### SHORT EXERCISE
Locate all lines in the data below that hold "Last" and show them.

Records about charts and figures
════════════════

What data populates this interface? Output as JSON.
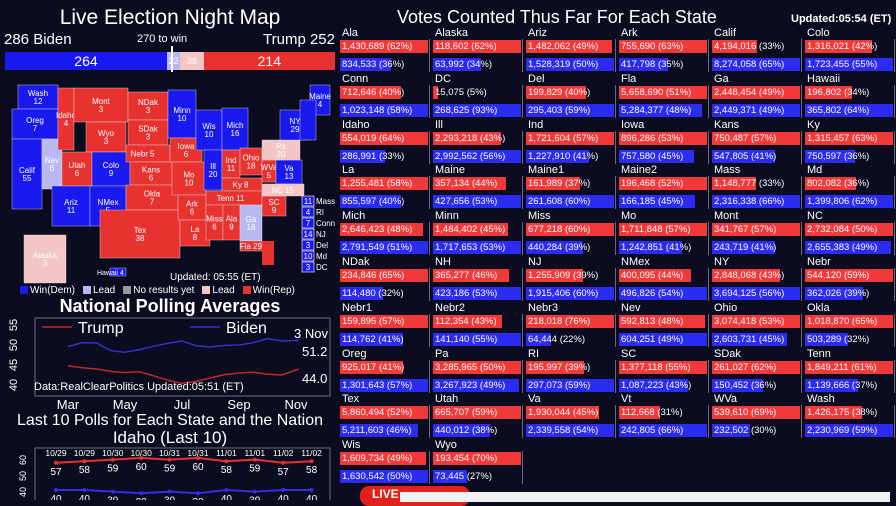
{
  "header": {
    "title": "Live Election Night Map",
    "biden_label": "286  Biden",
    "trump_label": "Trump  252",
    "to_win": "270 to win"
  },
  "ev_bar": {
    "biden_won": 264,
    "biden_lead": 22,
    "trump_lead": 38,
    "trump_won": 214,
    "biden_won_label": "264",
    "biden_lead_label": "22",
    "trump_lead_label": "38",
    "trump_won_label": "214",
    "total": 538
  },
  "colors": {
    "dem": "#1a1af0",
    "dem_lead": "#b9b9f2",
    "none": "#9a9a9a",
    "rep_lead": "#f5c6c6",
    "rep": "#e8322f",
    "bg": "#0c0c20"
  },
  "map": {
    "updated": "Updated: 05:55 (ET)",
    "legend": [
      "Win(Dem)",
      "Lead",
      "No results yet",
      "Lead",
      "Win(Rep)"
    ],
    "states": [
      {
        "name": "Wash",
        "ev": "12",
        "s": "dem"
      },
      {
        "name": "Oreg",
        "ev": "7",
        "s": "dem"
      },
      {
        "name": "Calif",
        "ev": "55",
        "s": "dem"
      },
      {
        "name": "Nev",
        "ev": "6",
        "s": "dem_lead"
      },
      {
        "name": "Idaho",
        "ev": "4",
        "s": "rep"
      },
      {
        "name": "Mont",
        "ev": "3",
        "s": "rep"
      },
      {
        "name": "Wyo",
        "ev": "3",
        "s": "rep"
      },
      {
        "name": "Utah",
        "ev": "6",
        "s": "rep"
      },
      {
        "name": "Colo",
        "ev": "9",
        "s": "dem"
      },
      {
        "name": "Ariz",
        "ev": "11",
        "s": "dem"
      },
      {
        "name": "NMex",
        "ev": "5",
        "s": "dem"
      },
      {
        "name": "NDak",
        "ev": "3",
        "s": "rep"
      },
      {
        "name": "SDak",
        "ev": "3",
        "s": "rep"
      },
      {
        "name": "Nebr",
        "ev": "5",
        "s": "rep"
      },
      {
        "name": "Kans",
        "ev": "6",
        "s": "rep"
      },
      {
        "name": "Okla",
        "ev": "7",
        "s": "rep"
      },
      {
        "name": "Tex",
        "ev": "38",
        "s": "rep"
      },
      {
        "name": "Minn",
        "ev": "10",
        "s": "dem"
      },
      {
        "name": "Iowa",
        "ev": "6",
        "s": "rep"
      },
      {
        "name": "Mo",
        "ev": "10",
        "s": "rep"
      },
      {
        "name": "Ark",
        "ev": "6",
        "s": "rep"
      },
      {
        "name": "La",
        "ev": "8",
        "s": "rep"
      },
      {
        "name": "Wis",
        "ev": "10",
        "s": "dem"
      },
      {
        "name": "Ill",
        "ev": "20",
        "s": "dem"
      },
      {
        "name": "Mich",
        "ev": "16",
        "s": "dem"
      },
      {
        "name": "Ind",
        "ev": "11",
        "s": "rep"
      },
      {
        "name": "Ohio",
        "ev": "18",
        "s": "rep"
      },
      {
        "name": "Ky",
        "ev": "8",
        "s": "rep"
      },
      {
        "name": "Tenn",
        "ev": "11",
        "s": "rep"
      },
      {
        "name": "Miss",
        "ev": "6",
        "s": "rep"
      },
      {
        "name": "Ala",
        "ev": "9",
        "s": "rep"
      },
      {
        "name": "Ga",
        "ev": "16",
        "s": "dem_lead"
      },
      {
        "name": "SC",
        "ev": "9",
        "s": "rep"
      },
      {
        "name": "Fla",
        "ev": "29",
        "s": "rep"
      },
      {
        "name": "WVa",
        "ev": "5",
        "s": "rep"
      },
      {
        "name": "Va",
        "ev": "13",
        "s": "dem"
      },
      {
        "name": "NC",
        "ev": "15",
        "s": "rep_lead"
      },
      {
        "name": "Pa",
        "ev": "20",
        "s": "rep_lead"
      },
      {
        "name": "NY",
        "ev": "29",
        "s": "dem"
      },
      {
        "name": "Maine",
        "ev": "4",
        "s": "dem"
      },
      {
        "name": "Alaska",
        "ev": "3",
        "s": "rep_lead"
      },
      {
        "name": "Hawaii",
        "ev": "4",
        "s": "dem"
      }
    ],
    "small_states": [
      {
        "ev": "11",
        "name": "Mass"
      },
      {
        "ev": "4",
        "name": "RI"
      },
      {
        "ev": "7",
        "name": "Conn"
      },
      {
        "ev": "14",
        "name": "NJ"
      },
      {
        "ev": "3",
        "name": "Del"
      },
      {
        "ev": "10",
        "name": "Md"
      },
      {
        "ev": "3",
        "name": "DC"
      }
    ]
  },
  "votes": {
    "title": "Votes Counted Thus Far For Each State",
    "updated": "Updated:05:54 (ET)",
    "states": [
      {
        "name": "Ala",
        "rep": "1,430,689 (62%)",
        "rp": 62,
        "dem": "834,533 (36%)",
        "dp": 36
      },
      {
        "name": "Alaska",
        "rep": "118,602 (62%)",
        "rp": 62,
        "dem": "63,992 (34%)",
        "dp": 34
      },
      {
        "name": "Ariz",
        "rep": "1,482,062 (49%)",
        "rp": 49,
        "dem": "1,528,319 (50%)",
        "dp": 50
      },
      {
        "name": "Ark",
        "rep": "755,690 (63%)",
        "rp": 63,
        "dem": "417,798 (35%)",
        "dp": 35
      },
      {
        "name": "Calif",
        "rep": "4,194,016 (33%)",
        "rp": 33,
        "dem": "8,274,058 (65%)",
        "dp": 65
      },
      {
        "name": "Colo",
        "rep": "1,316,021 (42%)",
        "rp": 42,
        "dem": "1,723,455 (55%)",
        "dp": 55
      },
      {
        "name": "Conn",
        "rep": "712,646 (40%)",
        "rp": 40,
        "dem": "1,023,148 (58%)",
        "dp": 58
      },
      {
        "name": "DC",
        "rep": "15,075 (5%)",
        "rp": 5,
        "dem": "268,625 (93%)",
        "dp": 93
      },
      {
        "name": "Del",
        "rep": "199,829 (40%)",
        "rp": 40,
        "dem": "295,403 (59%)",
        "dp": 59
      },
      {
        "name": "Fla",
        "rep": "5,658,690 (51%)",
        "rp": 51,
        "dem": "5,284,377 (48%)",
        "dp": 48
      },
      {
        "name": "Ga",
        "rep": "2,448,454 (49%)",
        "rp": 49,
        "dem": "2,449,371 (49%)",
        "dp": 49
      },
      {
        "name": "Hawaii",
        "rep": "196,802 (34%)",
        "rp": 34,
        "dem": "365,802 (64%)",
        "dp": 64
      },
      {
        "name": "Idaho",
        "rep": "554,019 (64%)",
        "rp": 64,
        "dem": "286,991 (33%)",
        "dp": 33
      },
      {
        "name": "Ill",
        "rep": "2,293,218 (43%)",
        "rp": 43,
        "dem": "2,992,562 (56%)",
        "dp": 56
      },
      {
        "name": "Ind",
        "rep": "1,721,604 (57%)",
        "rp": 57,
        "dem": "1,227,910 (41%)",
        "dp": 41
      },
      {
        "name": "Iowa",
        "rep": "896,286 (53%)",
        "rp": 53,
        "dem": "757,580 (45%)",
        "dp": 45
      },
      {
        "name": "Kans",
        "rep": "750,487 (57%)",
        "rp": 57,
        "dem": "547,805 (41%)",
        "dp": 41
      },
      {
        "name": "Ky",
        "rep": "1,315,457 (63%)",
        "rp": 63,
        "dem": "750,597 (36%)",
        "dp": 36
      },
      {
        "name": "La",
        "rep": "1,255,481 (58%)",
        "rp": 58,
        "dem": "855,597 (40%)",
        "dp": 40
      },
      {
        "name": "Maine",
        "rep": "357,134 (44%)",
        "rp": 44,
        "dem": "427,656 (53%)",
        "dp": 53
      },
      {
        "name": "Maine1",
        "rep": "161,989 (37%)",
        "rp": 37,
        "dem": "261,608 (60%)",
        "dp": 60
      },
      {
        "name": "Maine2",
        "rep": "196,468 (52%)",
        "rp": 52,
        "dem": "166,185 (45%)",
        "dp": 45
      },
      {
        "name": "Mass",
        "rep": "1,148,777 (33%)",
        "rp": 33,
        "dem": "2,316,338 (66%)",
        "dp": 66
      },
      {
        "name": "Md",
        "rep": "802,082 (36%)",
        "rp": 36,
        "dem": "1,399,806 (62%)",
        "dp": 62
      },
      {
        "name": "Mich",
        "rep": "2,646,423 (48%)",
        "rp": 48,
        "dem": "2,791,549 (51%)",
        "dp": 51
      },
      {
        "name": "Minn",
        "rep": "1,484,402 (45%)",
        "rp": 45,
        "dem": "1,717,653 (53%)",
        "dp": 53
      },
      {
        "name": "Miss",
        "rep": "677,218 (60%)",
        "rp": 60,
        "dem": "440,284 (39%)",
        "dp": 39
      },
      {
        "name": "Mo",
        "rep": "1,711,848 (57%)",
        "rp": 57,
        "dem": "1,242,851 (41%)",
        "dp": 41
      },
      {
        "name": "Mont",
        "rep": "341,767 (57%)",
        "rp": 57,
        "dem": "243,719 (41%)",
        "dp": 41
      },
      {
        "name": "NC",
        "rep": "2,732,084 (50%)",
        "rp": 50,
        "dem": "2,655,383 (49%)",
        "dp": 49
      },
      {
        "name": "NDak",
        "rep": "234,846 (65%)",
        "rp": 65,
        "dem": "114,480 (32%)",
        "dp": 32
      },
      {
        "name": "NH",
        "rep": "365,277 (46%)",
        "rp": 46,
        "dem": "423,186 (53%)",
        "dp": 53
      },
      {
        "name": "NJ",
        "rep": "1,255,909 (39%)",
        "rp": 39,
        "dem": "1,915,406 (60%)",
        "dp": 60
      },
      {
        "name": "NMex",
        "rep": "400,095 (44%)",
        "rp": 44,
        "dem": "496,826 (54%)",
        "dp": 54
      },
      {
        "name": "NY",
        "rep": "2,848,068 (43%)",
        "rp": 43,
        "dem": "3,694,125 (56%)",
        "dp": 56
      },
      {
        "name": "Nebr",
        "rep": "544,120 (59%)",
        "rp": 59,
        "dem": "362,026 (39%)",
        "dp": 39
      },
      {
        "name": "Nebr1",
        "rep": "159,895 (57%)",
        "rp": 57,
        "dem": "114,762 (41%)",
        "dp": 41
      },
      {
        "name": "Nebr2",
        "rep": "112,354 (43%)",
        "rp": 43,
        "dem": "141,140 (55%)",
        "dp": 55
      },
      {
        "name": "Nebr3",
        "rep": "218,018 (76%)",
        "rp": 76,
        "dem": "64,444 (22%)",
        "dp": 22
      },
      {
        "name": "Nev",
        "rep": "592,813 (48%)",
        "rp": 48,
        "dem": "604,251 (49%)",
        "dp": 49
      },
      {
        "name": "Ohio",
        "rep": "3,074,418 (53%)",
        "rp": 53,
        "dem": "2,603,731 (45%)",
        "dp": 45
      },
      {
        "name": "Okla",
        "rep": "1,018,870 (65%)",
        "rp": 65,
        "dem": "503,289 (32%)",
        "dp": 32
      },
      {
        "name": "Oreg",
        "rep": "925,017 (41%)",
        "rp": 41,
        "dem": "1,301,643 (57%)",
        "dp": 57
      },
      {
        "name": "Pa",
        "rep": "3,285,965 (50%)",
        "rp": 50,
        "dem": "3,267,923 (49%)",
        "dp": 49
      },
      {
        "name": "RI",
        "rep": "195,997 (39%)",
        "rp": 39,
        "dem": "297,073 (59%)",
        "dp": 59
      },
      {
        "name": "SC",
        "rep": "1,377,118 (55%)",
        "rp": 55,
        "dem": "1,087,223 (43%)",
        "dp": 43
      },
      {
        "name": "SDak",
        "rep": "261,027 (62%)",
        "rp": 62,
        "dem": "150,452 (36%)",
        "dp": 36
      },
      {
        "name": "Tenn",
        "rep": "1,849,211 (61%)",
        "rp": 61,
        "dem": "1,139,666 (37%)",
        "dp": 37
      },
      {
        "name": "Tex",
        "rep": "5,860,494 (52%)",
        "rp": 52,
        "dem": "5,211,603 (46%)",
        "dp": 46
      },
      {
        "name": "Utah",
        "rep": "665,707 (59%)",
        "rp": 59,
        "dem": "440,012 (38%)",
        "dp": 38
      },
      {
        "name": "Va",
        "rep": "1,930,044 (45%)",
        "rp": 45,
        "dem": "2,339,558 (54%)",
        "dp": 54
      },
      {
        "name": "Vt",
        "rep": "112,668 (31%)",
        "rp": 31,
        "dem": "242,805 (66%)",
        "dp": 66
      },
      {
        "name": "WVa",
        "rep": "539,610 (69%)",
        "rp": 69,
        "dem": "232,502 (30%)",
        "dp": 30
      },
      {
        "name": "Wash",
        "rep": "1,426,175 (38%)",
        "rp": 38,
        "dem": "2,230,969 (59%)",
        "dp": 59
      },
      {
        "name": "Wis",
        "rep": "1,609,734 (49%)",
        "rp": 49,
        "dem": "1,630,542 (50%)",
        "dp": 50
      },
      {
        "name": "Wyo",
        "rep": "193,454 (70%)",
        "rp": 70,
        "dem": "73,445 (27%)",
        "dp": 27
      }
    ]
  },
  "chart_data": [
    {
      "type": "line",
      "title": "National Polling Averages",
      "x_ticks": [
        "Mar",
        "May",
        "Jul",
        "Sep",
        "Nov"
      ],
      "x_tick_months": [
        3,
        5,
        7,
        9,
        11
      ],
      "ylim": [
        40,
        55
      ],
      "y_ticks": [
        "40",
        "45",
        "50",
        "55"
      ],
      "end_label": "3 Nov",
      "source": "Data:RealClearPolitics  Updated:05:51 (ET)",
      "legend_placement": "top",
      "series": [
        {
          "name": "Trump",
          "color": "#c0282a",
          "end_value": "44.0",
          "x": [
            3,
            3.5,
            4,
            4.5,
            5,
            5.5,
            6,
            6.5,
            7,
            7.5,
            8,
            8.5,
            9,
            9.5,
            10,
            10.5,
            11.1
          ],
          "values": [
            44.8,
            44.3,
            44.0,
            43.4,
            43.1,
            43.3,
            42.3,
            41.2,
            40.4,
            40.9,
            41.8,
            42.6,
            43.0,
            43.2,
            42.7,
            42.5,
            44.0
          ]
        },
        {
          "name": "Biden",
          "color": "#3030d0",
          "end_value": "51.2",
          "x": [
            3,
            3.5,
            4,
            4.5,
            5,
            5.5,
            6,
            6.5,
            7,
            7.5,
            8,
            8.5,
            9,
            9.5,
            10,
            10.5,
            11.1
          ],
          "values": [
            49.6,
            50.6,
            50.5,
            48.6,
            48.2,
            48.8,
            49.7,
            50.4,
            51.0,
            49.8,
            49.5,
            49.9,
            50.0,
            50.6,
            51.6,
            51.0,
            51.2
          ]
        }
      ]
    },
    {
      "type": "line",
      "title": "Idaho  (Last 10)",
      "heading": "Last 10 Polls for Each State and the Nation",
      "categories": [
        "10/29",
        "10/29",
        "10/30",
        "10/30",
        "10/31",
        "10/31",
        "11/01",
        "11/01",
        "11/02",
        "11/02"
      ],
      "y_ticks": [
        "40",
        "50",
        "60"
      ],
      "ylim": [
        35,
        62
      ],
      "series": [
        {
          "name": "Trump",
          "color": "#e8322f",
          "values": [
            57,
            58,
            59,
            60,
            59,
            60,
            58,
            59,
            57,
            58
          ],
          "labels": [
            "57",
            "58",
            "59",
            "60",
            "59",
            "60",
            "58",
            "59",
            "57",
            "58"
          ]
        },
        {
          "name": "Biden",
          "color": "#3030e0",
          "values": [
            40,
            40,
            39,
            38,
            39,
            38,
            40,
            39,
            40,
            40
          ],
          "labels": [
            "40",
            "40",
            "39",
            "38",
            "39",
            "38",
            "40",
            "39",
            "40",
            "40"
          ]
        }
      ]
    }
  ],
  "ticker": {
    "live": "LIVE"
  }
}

════════════════

### RESULT
      "title": "Idaho  (Last 10)",
      "heading": "Last 10 Polls for Each State and the Nation",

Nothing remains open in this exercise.